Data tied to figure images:
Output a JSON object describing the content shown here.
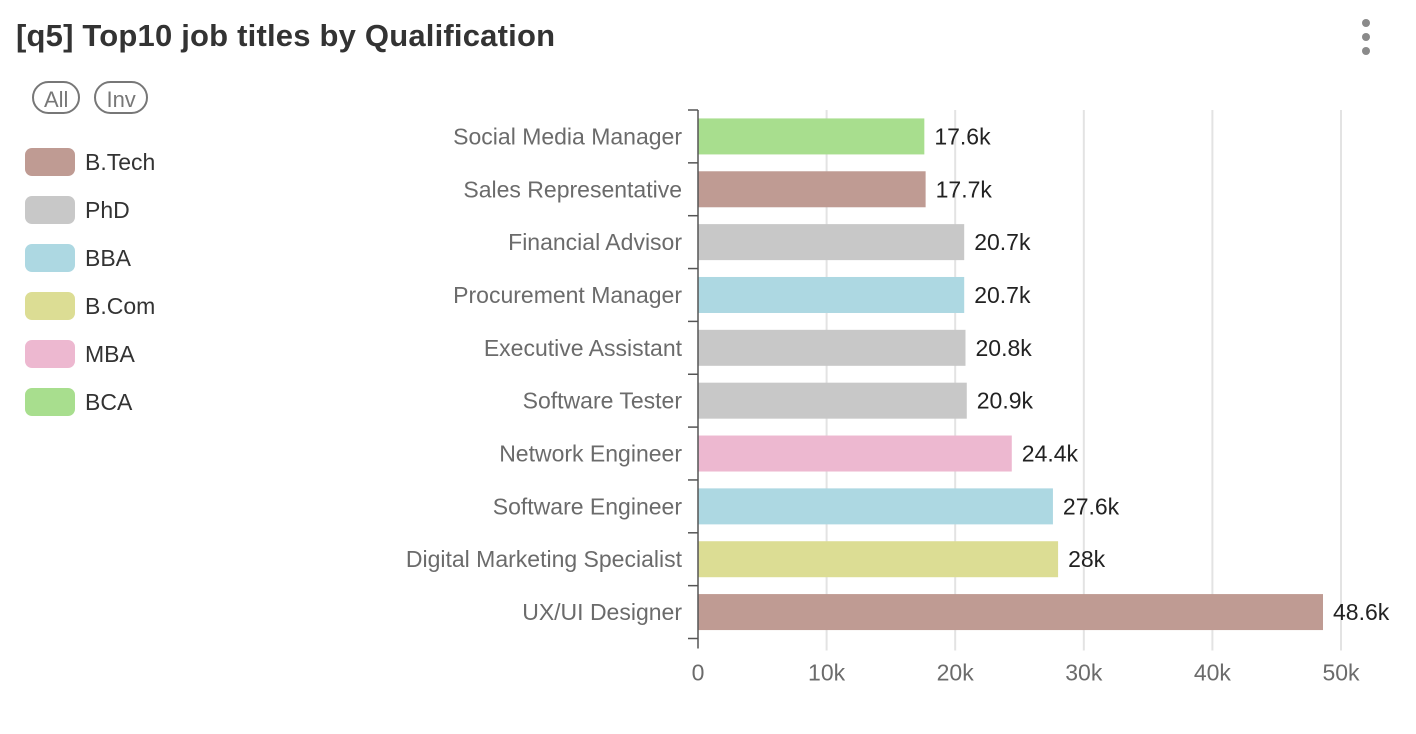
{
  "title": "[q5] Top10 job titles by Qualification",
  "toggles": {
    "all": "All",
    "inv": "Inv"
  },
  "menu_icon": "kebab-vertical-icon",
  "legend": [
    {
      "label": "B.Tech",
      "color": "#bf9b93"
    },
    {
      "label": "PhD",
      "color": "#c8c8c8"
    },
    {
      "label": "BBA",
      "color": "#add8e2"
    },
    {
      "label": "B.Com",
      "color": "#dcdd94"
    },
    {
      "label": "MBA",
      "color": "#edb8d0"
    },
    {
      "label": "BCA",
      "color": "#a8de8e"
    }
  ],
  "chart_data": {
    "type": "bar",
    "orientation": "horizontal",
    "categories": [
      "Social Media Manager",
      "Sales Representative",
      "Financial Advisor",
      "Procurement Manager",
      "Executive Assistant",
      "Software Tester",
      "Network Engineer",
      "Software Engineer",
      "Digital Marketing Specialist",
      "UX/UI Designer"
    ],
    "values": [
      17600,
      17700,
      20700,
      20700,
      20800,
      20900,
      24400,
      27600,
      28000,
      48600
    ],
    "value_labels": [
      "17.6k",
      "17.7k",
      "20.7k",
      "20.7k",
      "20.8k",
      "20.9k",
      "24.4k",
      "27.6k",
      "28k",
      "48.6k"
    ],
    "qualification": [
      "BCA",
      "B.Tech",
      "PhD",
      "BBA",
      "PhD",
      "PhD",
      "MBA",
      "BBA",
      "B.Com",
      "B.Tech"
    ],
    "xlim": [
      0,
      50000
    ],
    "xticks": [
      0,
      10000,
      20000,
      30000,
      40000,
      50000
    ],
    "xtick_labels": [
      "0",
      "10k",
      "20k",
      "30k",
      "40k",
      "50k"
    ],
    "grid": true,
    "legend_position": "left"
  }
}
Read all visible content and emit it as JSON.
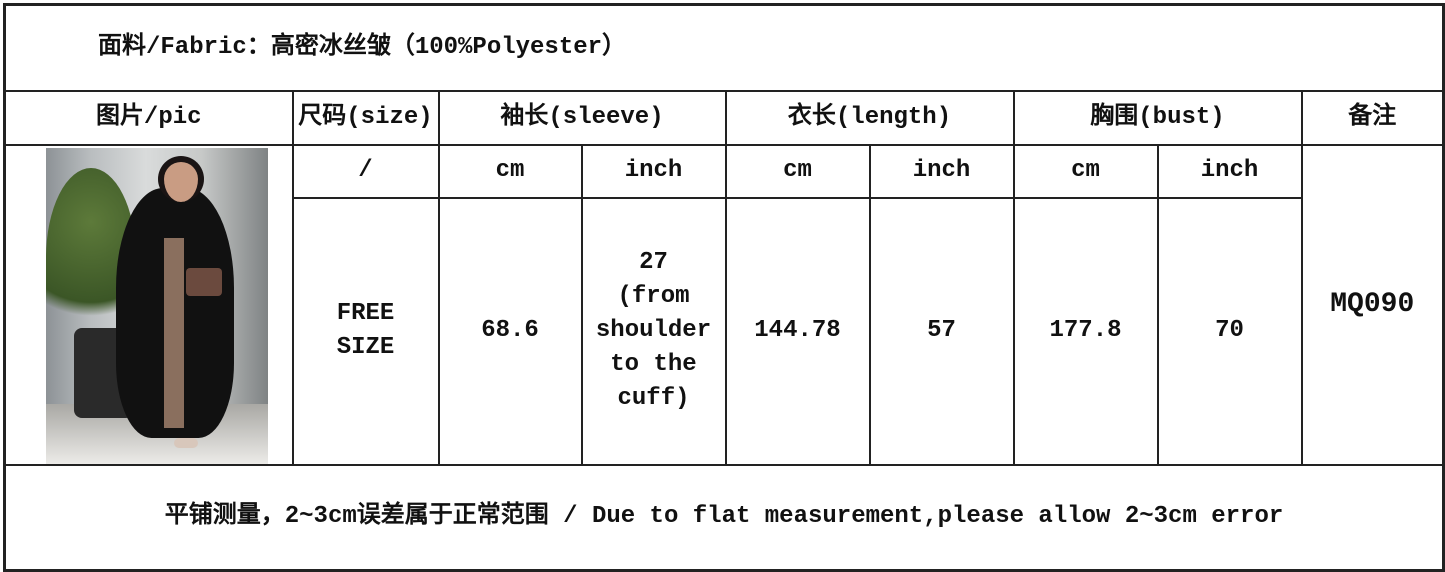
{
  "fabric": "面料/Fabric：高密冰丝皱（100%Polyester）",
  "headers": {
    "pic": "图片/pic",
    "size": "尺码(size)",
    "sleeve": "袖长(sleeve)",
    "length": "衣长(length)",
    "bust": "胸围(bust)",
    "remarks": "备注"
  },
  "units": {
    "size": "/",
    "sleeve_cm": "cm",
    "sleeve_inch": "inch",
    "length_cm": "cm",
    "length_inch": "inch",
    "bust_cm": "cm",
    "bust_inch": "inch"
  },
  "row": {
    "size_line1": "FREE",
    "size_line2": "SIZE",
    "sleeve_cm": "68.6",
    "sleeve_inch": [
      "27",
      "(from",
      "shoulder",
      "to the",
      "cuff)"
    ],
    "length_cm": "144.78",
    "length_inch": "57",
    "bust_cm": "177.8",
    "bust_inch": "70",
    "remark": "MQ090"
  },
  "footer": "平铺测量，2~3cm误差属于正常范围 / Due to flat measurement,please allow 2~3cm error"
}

- TASK DETAILS
Copy each line holding the word "Engineer" from the listing above.

- RESULT BELOW
      "Network Engineer",
      "Software Engineer",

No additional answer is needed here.